### Goal of the exercise
Return the exact lines spanning from the line with "Read all visible content and emit it as JSON." through the last line of the entries, boundaries included, and no others.

### Entries provided
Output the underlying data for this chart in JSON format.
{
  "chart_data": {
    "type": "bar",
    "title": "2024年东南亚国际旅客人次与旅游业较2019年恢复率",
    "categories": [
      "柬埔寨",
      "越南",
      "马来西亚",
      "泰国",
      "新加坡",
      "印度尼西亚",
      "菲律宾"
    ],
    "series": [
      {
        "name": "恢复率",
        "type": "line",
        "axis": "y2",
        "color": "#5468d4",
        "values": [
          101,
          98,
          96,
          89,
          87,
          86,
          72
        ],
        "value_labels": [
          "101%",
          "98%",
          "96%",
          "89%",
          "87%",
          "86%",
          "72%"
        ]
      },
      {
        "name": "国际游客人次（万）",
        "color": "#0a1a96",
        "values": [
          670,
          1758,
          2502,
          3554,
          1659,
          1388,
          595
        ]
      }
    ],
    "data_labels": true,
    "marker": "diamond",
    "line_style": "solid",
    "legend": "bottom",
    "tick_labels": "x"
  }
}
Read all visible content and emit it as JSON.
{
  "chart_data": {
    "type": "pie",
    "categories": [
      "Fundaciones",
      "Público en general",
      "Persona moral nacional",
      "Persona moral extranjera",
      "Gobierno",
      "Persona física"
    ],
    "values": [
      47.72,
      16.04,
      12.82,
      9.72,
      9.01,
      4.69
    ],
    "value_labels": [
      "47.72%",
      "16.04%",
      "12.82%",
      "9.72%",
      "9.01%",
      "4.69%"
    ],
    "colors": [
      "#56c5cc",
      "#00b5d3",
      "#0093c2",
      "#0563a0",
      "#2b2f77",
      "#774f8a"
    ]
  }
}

### Answer to this task
Read all visible content and emit it as JSON.
{
  "chart_data": {
    "type": "pie",
    "categories": [
      "Fundaciones",
      "Público en general",
      "Persona moral nacional",
      "Persona moral extranjera",
      "Gobierno",
      "Persona física"
    ],
    "values": [
      47.72,
      16.04,
      12.82,
      9.72,
      9.01,
      4.69
    ],
    "value_labels": [
      "47.72%",
      "16.04%",
      "12.82%",
      "9.72%",
      "9.01%",
      "4.69%"
    ],
    "colors": [
      "#56c5cc",
      "#00b5d3",
      "#0093c2",
      "#0563a0",
      "#2b2f77",
      "#774f8a"
    ]
  }
}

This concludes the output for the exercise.